What the task asks: Return each line of the data below verbatim; pictures are to be left out.

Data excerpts
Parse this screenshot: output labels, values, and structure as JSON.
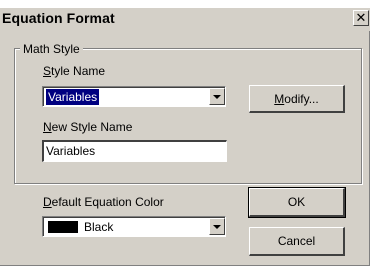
{
  "window": {
    "title": "Equation Format"
  },
  "math_style": {
    "group_label": "Math Style",
    "style_name_label": "Style Name",
    "style_name_mnemonic": "S",
    "style_name_rest": "tyle Name",
    "style_name_value": "Variables",
    "modify_label": "Modify...",
    "modify_mnemonic": "M",
    "modify_rest": "odify...",
    "new_style_label": "New Style Name",
    "new_style_mnemonic": "N",
    "new_style_rest": "ew Style Name",
    "new_style_value": "Variables"
  },
  "equation_color": {
    "label": "Default Equation Color",
    "mnemonic": "D",
    "rest": "efault Equation Color",
    "value": "Black",
    "swatch_color": "#000000"
  },
  "buttons": {
    "ok": "OK",
    "cancel": "Cancel"
  }
}
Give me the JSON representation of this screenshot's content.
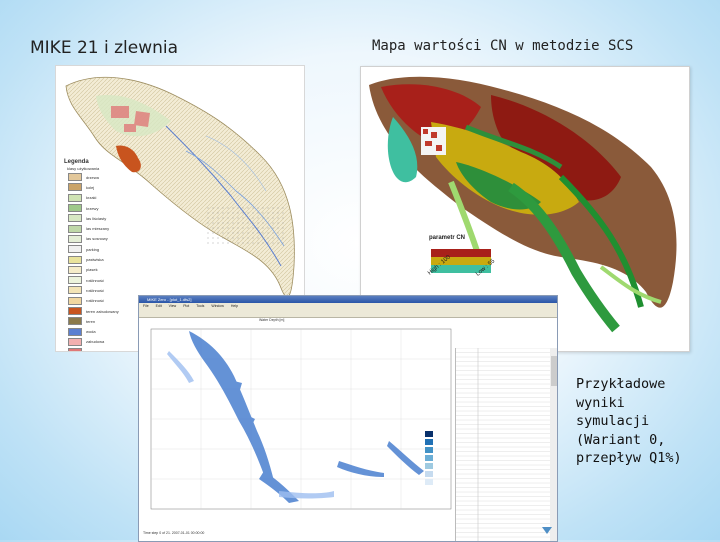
{
  "slide": {
    "title_left": "MIKE 21 i zlewnia",
    "title_right": "Mapa wartości CN w metodzie SCS",
    "caption_lines": [
      "Przykładowe",
      "wyniki",
      "symulacji",
      "(Wariant 0,",
      "przepływ Q1%)"
    ]
  },
  "land_map": {
    "legend_title": "Legenda",
    "legend_subtitle": "klasy użytkowania",
    "legend_items": [
      {
        "label": "drzewa",
        "color": "#e2c79a"
      },
      {
        "label": "kolej",
        "color": "#caa46a"
      },
      {
        "label": "krzaki",
        "color": "#cfe3b3"
      },
      {
        "label": "krzewy",
        "color": "#9fc98a"
      },
      {
        "label": "las liściasty",
        "color": "#d7e8c3"
      },
      {
        "label": "las mieszany",
        "color": "#bfd8a8"
      },
      {
        "label": "las sosnowy",
        "color": "#e4eed6"
      },
      {
        "label": "parking",
        "color": "#f0f0f0"
      },
      {
        "label": "pastwiska",
        "color": "#e9e39c"
      },
      {
        "label": "piasek",
        "color": "#f5ecc9"
      },
      {
        "label": "roślinność",
        "color": "#ecf3dc"
      },
      {
        "label": "roślinność",
        "color": "#f3e4b6"
      },
      {
        "label": "roślinność",
        "color": "#f1d7a0"
      },
      {
        "label": "teren zabudowany",
        "color": "#c8541e"
      },
      {
        "label": "teren",
        "color": "#8b7a4b"
      },
      {
        "label": "woda",
        "color": "#5b7fd1"
      },
      {
        "label": "zabudowa",
        "color": "#f2b0b0"
      },
      {
        "label": "zabudowa zwarta",
        "color": "#e07878"
      },
      {
        "label": "łąki",
        "color": "#d9ecc7"
      }
    ]
  },
  "cn_map": {
    "legend_title": "parametr CN",
    "high_label": "High : 100",
    "low_label": "Low : 55"
  },
  "sim_window": {
    "title": "MIKE Zero - [plot_1.dfs2]",
    "menu": [
      "File",
      "Edit",
      "View",
      "Plot",
      "Tools",
      "Window",
      "Help"
    ],
    "inner_title": "Water Depth [m]",
    "status": "Time step 0 of 21. 2007-01-01 00:00:00"
  }
}
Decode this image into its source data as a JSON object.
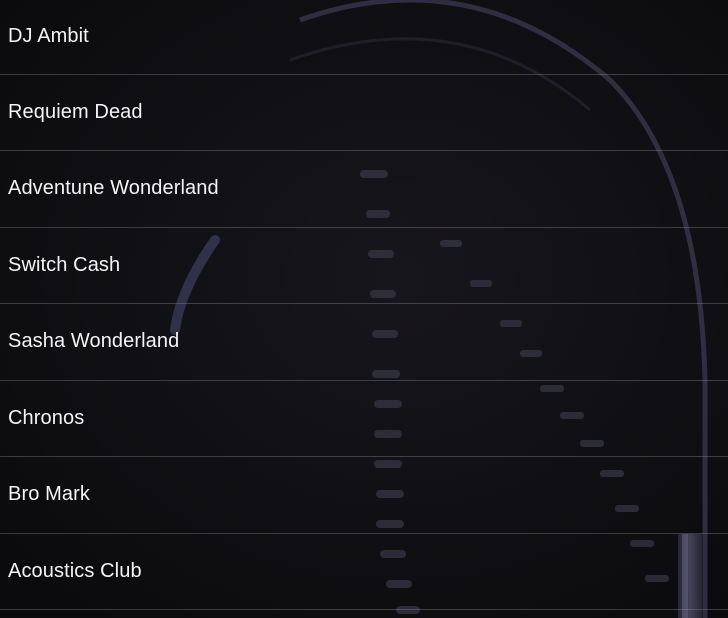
{
  "artists": [
    {
      "name": "DJ Ambit"
    },
    {
      "name": "Requiem Dead"
    },
    {
      "name": "Adventune Wonderland"
    },
    {
      "name": "Switch Cash"
    },
    {
      "name": "Sasha Wonderland"
    },
    {
      "name": "Chronos"
    },
    {
      "name": "Bro Mark"
    },
    {
      "name": "Acoustics Club"
    }
  ],
  "theme": {
    "background": "#0d0d0f",
    "text": "#f4f4f6",
    "divider": "#5a5a62",
    "background_art": "headphones-cable-photo"
  }
}
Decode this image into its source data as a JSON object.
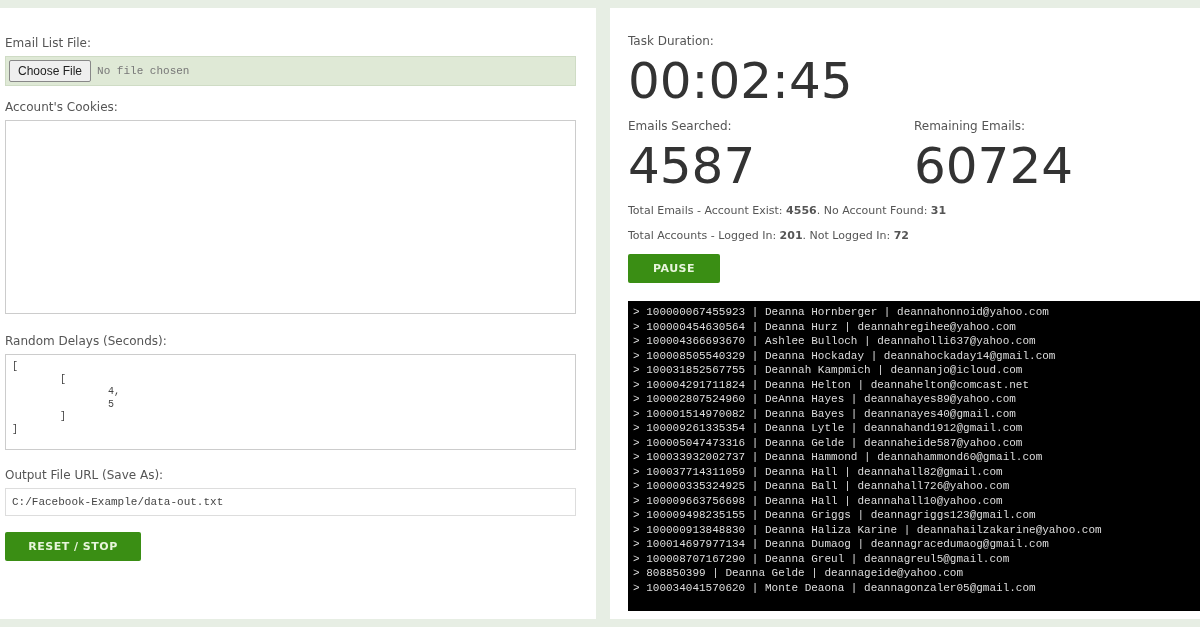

Answer to this exercise:
Parse this screenshot: output labels, values, and structure as JSON.
{
  "window": {
    "title": "Equation Format"
  },
  "math_style": {
    "group_label": "Math Style",
    "style_name_label": "Style Name",
    "style_name_mnemonic": "S",
    "style_name_rest": "tyle Name",
    "style_name_value": "Variables",
    "modify_label": "Modify...",
    "modify_mnemonic": "M",
    "modify_rest": "odify...",
    "new_style_label": "New Style Name",
    "new_style_mnemonic": "N",
    "new_style_rest": "ew Style Name",
    "new_style_value": "Variables"
  },
  "equation_color": {
    "label": "Default Equation Color",
    "mnemonic": "D",
    "rest": "efault Equation Color",
    "value": "Black",
    "swatch_color": "#000000"
  },
  "buttons": {
    "ok": "OK",
    "cancel": "Cancel"
  }
}
Give me the JSON representation of this screenshot's content.
{
  "slide": {
    "title_left": "MIKE 21 i zlewnia",
    "title_right": "Mapa wartości CN w metodzie SCS",
    "caption_lines": [
      "Przykładowe",
      "wyniki",
      "symulacji",
      "(Wariant 0,",
      "przepływ Q1%)"
    ]
  },
  "land_map": {
    "legend_title": "Legenda",
    "legend_subtitle": "klasy użytkowania",
    "legend_items": [
      {
        "label": "drzewa",
        "color": "#e2c79a"
      },
      {
        "label": "kolej",
        "color": "#caa46a"
      },
      {
        "label": "krzaki",
        "color": "#cfe3b3"
      },
      {
        "label": "krzewy",
        "color": "#9fc98a"
      },
      {
        "label": "las liściasty",
        "color": "#d7e8c3"
      },
      {
        "label": "las mieszany",
        "color": "#bfd8a8"
      },
      {
        "label": "las sosnowy",
        "color": "#e4eed6"
      },
      {
        "label": "parking",
        "color": "#f0f0f0"
      },
      {
        "label": "pastwiska",
        "color": "#e9e39c"
      },
      {
        "label": "piasek",
        "color": "#f5ecc9"
      },
      {
        "label": "roślinność",
        "color": "#ecf3dc"
      },
      {
        "label": "roślinność",
        "color": "#f3e4b6"
      },
      {
        "label": "roślinność",
        "color": "#f1d7a0"
      },
      {
        "label": "teren zabudowany",
        "color": "#c8541e"
      },
      {
        "label": "teren",
        "color": "#8b7a4b"
      },
      {
        "label": "woda",
        "color": "#5b7fd1"
      },
      {
        "label": "zabudowa",
        "color": "#f2b0b0"
      },
      {
        "label": "zabudowa zwarta",
        "color": "#e07878"
      },
      {
        "label": "łąki",
        "color": "#d9ecc7"
      }
    ]
  },
  "cn_map": {
    "legend_title": "parametr CN",
    "high_label": "High : 100",
    "low_label": "Low : 55"
  },
  "sim_window": {
    "title": "MIKE Zero - [plot_1.dfs2]",
    "menu": [
      "File",
      "Edit",
      "View",
      "Plot",
      "Tools",
      "Window",
      "Help"
    ],
    "inner_title": "Water Depth [m]",
    "status": "Time step 0 of 21. 2007-01-01 00:00:00"
  }
}
Decode this image into its source data as a JSON object.
{
  "artists": [
    {
      "name": "DJ Ambit"
    },
    {
      "name": "Requiem Dead"
    },
    {
      "name": "Adventune Wonderland"
    },
    {
      "name": "Switch Cash"
    },
    {
      "name": "Sasha Wonderland"
    },
    {
      "name": "Chronos"
    },
    {
      "name": "Bro Mark"
    },
    {
      "name": "Acoustics Club"
    }
  ],
  "theme": {
    "background": "#0d0d0f",
    "text": "#f4f4f6",
    "divider": "#5a5a62",
    "background_art": "headphones-cable-photo"
  }
}
Decode this image into its source data as a JSON object.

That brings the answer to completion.